══ Dataset records ══

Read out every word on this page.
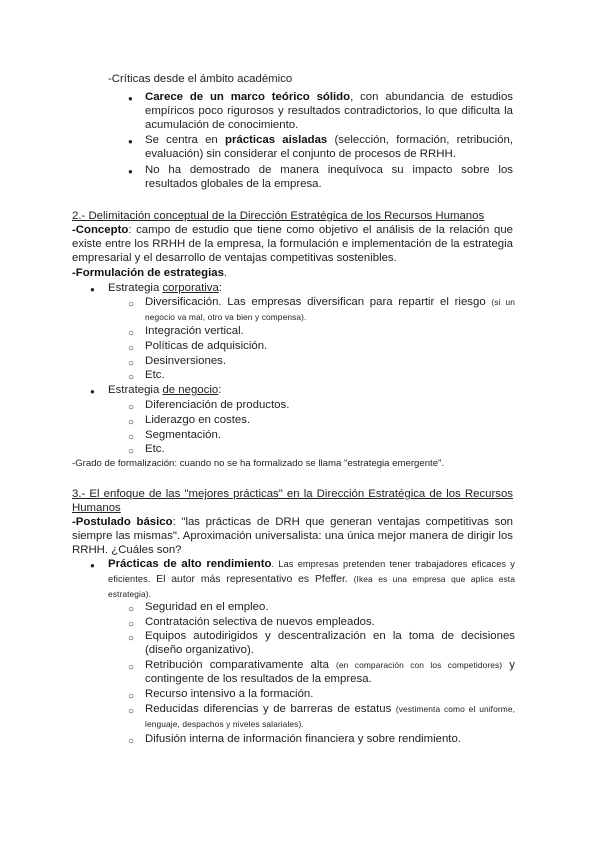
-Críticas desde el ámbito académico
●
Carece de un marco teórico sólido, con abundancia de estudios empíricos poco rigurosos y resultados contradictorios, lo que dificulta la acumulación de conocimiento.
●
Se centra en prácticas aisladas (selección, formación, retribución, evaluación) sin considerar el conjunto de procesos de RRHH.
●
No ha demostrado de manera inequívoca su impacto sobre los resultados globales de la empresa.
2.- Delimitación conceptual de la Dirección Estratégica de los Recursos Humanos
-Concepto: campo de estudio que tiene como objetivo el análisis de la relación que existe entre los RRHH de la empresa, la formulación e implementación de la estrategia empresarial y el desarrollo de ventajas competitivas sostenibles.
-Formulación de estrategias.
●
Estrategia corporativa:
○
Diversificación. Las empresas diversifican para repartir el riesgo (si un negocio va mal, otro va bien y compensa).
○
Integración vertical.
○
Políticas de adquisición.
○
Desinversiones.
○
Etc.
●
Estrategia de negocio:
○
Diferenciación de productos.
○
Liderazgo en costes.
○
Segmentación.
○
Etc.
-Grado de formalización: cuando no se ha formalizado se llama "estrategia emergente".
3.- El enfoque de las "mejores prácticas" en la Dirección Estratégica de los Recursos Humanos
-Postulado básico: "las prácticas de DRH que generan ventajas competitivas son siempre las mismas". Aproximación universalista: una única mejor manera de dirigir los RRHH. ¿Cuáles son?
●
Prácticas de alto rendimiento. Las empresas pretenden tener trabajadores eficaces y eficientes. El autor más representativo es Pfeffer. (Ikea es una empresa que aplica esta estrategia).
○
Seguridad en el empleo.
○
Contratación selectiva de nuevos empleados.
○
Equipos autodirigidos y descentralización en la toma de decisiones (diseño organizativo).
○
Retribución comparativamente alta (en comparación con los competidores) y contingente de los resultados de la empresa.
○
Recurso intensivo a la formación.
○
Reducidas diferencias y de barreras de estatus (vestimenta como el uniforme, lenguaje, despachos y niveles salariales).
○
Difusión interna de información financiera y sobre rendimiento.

═══
══ Dataset records ══

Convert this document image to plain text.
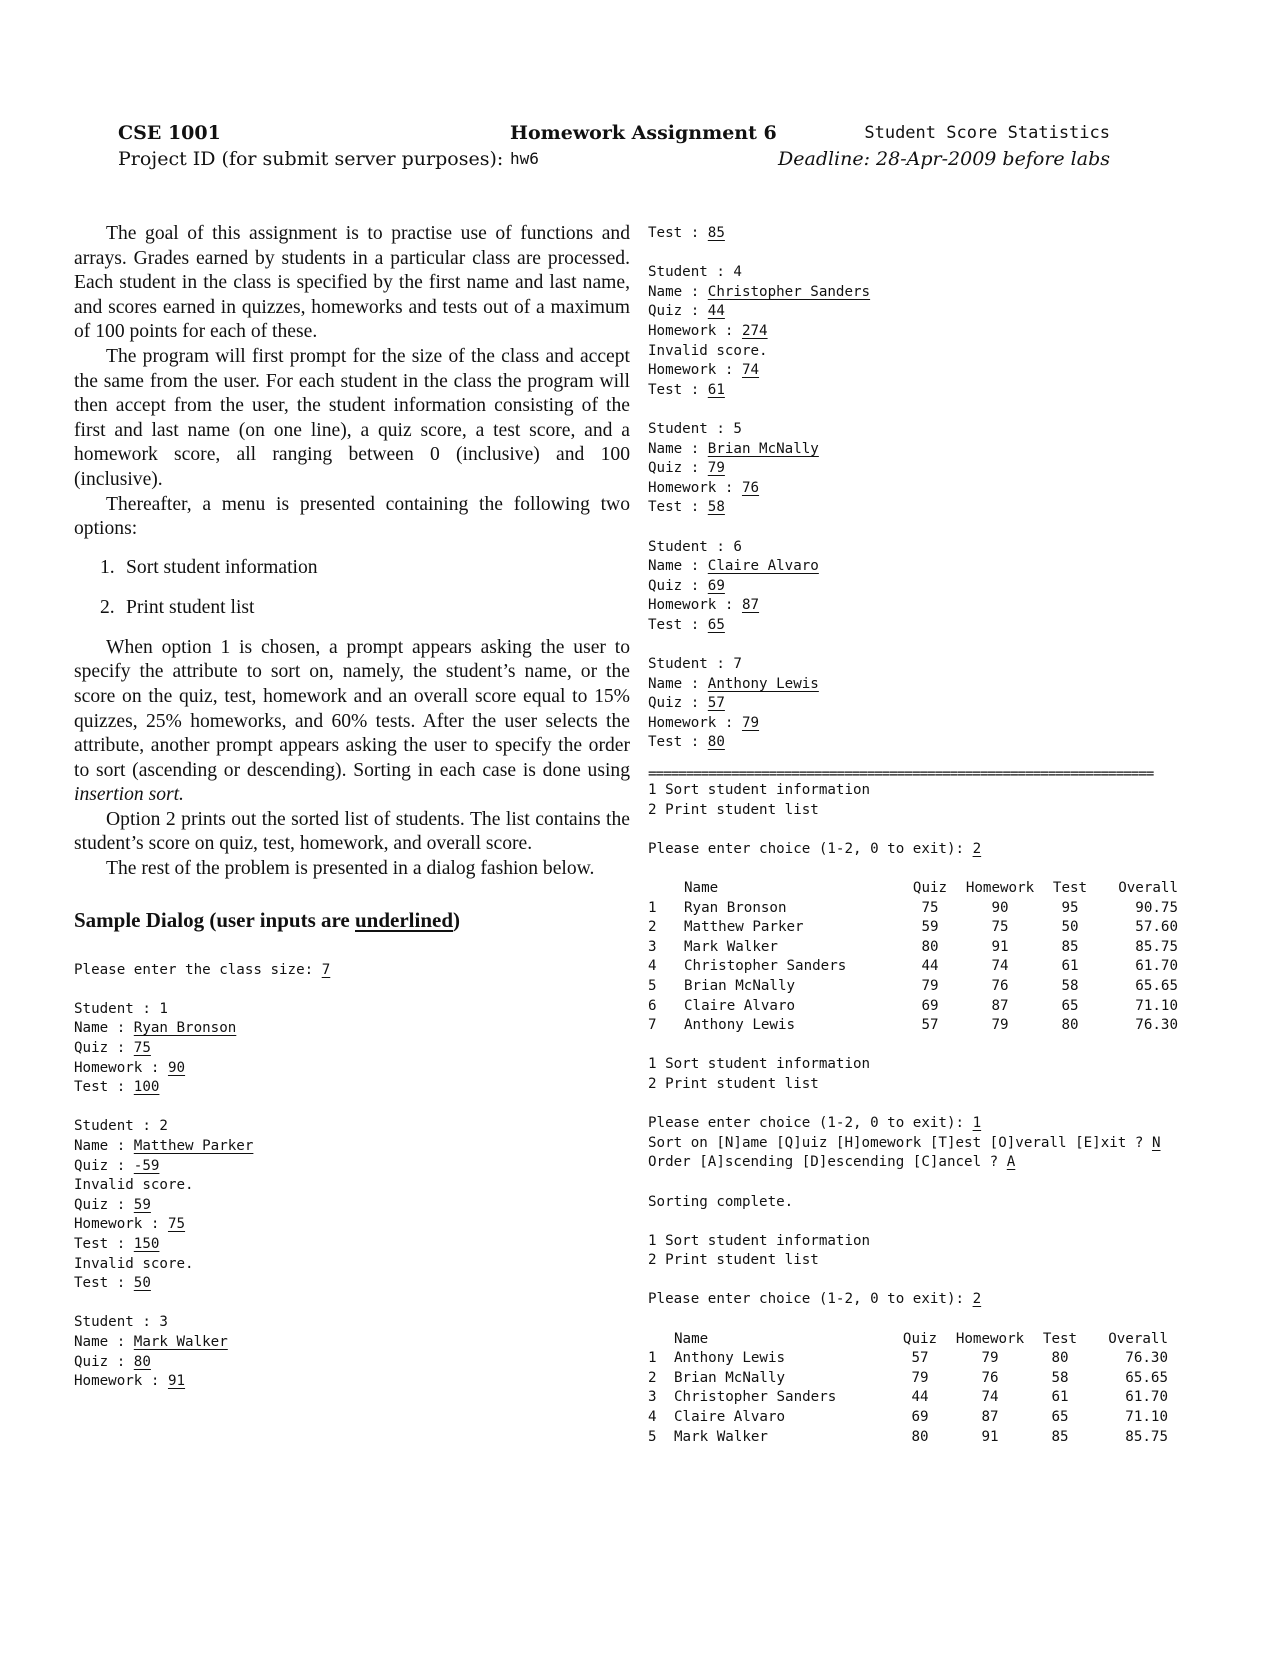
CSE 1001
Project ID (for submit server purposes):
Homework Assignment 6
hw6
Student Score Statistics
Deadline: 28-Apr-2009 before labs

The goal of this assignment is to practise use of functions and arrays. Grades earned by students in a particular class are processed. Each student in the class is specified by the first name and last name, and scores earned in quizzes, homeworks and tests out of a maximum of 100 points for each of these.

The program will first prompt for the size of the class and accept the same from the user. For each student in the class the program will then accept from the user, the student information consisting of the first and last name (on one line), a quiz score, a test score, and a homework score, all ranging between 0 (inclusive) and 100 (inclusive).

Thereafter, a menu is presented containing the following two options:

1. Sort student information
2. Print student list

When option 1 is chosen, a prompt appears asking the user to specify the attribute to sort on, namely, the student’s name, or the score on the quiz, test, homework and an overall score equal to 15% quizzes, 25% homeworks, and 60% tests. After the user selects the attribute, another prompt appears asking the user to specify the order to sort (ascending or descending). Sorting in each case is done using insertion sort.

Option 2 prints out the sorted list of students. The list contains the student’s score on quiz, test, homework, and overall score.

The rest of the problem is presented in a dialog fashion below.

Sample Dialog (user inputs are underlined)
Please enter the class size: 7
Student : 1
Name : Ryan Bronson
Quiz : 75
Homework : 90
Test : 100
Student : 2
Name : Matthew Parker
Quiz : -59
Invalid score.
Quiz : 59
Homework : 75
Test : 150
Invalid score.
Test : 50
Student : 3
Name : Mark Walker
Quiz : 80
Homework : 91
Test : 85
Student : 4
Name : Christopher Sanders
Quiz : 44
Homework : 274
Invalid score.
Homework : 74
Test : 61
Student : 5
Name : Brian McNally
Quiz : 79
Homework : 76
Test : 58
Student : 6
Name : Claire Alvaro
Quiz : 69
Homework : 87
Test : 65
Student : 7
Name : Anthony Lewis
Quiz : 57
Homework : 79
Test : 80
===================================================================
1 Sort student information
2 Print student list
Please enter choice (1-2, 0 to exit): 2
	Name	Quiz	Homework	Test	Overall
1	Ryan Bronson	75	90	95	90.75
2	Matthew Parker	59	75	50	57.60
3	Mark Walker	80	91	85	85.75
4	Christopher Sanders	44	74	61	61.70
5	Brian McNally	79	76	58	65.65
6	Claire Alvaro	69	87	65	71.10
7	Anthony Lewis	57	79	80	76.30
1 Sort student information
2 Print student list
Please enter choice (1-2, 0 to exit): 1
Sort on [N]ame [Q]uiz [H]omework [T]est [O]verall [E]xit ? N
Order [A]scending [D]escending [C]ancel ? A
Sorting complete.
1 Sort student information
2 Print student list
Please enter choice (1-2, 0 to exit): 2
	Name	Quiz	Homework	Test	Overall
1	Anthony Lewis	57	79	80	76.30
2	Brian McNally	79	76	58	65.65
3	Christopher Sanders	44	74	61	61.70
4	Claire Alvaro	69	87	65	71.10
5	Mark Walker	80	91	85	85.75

═══

**Short task:**
Identify the lines above with the word "Humanos". Copy them.

**Output of the exercise:**
2.- Delimitación conceptual de la Dirección Estratégica de los Recursos Humanos
3.- El enfoque de las "mejores prácticas" en la Dirección Estratégica de los Recursos Humanos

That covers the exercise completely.